▶ [INFORMATION GIVEN]:
::::::
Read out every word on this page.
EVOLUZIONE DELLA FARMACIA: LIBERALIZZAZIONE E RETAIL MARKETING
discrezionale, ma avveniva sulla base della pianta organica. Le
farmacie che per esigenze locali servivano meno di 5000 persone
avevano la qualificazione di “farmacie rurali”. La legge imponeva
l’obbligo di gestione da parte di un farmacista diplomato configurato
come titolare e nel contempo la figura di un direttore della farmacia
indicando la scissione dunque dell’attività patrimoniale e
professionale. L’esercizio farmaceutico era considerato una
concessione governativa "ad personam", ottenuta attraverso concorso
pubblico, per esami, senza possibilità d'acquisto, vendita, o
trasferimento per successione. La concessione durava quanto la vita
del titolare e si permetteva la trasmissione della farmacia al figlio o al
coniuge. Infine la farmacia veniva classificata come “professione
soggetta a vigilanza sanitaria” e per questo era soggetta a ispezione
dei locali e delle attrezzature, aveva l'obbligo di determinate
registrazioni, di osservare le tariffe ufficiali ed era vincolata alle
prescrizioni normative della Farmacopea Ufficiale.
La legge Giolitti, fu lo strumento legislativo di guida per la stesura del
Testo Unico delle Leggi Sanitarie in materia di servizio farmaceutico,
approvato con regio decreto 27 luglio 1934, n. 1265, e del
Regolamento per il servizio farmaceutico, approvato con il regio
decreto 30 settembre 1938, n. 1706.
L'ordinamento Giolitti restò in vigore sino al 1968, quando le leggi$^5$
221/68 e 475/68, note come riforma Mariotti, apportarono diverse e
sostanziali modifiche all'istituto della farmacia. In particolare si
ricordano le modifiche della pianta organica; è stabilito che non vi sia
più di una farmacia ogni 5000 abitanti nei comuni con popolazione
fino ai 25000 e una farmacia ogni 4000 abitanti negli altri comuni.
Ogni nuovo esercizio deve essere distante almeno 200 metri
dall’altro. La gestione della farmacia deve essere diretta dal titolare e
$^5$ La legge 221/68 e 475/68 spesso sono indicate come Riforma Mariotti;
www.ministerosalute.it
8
::::::
▶ [CHALLENGE]: Identify the lines in the entries that hold "modifiche" and return each one.

▶ [RESPONSE]:
sostanziali modifiche all'istituto della farmacia. In particolare si
ricordano le modifiche della pianta organica; è stabilito che non vi sia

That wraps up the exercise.